→ **To do**:
Check each line of the listing, and copy it if it contains the word "Flow".

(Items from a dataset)
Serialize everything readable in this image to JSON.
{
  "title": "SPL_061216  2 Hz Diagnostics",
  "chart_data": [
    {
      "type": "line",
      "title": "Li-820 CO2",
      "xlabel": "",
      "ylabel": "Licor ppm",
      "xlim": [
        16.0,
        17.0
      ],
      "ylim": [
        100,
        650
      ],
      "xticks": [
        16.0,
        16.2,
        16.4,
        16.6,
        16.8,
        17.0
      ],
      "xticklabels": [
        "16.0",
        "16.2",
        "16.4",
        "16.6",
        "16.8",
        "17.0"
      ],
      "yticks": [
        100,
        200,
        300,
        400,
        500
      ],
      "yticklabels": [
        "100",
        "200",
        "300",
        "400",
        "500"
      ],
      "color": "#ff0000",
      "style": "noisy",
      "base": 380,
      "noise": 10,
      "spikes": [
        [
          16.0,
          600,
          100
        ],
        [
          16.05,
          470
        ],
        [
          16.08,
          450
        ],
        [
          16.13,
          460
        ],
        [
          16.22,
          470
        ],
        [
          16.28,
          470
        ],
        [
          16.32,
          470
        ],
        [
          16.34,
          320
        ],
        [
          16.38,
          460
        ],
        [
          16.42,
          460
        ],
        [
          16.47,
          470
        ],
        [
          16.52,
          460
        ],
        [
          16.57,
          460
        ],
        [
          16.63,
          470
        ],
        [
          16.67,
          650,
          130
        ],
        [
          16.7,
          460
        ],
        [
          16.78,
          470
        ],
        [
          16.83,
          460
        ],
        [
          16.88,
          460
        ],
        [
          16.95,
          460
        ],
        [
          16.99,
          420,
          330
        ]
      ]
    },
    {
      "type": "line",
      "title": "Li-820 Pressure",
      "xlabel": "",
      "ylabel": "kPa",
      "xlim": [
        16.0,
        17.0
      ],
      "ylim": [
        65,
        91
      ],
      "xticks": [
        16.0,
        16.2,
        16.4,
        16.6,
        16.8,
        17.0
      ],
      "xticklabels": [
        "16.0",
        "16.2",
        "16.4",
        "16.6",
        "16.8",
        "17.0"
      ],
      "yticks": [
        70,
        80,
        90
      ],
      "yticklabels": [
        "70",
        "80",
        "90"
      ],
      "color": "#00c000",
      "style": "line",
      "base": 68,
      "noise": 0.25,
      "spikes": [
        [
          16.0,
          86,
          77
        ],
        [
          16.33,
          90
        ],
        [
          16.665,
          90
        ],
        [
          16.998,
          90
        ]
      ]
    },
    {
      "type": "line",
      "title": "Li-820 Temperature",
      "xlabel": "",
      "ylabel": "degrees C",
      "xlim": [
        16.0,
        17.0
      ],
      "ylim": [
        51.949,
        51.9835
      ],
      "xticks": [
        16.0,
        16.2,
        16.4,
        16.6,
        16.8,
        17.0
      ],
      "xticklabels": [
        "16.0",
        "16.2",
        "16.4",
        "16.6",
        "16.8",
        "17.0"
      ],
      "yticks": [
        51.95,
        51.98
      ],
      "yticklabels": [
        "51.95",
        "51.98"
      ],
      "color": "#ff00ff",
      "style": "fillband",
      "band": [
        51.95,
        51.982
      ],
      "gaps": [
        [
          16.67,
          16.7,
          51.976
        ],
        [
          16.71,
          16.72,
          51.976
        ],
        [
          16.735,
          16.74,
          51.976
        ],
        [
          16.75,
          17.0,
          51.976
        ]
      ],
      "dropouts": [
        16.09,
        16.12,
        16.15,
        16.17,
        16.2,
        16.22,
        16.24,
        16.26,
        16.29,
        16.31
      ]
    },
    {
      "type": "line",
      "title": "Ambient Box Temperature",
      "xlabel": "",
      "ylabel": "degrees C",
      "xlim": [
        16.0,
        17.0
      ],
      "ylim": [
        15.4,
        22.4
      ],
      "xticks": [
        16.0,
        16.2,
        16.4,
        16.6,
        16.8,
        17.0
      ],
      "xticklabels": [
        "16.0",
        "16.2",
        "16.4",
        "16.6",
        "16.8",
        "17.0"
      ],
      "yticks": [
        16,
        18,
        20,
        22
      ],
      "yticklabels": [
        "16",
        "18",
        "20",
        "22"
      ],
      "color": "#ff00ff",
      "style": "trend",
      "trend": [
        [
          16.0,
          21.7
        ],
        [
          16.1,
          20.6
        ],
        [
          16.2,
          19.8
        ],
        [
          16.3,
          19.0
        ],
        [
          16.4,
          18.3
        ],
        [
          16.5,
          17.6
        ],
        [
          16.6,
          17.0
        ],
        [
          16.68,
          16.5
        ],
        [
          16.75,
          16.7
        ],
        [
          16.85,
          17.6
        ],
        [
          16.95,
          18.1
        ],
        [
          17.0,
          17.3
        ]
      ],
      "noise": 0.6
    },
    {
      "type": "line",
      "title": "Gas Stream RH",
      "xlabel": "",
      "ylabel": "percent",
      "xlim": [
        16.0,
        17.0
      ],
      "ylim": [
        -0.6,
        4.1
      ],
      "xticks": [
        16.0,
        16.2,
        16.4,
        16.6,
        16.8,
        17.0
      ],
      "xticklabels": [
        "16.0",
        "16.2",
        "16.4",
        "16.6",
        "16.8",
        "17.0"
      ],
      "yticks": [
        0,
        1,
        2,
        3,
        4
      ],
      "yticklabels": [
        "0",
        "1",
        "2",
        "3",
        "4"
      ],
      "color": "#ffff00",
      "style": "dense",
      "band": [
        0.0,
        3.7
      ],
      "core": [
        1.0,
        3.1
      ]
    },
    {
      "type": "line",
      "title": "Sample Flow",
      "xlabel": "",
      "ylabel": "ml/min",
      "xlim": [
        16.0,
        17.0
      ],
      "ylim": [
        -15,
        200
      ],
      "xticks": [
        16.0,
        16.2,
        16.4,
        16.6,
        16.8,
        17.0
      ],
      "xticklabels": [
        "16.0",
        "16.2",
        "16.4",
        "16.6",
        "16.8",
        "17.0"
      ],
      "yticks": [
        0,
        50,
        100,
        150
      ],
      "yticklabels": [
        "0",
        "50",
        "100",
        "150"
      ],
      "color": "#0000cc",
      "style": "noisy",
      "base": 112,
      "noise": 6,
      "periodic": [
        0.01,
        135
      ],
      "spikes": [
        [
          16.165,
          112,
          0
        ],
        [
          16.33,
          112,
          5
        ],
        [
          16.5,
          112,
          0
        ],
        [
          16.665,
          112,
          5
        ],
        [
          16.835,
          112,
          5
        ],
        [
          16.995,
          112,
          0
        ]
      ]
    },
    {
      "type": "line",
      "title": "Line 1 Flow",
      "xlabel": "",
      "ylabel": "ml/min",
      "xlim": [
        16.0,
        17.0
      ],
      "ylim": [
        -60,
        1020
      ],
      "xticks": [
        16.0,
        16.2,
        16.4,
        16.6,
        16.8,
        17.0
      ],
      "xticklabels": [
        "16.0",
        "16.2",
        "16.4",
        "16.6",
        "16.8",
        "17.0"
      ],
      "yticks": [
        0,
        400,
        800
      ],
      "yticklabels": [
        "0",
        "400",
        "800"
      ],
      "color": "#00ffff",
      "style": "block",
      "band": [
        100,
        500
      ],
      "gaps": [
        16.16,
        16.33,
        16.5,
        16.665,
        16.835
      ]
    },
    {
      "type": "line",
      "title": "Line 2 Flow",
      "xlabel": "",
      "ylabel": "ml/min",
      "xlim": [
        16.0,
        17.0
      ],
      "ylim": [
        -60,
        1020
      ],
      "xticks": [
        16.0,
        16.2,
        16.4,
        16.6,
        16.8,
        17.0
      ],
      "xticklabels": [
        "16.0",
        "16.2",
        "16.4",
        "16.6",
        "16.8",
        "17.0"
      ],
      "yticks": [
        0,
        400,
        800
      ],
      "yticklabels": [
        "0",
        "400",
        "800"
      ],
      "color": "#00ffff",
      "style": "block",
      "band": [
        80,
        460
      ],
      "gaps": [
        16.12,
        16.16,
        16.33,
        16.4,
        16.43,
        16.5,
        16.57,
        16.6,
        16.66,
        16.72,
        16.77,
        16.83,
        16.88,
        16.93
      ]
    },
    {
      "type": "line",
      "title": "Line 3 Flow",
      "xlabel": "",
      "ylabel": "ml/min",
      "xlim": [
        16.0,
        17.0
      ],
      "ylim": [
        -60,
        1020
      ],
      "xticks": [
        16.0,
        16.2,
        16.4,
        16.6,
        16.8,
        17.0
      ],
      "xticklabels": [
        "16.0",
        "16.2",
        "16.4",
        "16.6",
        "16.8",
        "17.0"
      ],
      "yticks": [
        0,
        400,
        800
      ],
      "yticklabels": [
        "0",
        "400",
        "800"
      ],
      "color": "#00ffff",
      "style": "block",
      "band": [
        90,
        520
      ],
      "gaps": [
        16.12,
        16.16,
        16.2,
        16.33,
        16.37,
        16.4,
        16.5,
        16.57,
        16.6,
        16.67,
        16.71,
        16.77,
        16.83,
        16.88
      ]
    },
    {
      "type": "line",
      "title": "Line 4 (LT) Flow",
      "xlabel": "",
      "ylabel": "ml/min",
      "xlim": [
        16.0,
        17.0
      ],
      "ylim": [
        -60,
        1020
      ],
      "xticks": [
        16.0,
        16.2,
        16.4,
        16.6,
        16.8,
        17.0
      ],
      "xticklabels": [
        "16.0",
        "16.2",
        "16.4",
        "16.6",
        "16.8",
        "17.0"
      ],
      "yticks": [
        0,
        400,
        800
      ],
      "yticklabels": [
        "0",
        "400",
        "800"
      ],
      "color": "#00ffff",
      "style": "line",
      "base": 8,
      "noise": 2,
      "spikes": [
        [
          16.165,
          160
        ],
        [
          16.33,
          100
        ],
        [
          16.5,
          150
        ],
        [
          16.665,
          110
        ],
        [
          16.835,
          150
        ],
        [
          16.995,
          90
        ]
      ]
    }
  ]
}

→ **Task result**:
      "title": "Sample Flow",
      "title": "Line 1 Flow",
      "title": "Line 2 Flow",
      "title": "Line 3 Flow",
      "title": "Line 4 (LT) Flow",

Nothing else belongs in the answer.